## Start Material to process

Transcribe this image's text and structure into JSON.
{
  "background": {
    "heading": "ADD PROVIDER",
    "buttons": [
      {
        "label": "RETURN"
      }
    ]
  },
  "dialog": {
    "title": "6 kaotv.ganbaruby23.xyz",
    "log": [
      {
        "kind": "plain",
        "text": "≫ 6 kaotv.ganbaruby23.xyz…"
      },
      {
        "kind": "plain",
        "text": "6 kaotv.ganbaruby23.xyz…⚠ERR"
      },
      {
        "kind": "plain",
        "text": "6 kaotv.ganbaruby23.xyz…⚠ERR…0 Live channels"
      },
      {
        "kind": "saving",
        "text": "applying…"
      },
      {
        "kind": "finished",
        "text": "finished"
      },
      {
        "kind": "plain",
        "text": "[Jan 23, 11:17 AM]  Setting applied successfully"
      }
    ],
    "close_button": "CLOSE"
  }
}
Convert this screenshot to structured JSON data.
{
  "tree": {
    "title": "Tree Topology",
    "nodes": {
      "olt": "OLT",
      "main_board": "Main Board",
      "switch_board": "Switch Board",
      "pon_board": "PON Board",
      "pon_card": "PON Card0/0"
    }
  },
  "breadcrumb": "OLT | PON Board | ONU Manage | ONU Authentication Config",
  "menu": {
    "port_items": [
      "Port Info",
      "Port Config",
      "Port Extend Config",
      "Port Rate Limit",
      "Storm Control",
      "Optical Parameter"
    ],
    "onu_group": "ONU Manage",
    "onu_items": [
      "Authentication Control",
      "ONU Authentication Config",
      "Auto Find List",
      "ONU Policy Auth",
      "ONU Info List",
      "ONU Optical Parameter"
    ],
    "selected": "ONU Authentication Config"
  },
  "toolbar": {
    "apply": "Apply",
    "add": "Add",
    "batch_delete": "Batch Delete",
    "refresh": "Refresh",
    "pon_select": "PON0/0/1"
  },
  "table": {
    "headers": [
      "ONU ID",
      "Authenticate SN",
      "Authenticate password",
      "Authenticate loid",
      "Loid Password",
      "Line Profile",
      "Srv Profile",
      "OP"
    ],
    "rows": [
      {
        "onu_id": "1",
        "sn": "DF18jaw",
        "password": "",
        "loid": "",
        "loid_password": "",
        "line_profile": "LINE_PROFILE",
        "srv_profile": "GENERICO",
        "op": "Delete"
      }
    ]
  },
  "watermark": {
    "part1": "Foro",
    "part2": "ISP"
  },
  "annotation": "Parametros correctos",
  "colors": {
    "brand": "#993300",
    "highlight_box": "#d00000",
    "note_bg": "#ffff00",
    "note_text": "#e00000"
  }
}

## End Material to process

Filter the data for the string "Manage" and copy every line that has it.

  "breadcrumb": "OLT | PON Board | ONU Manage | ONU Authentication Config",
    "onu_group": "ONU Manage",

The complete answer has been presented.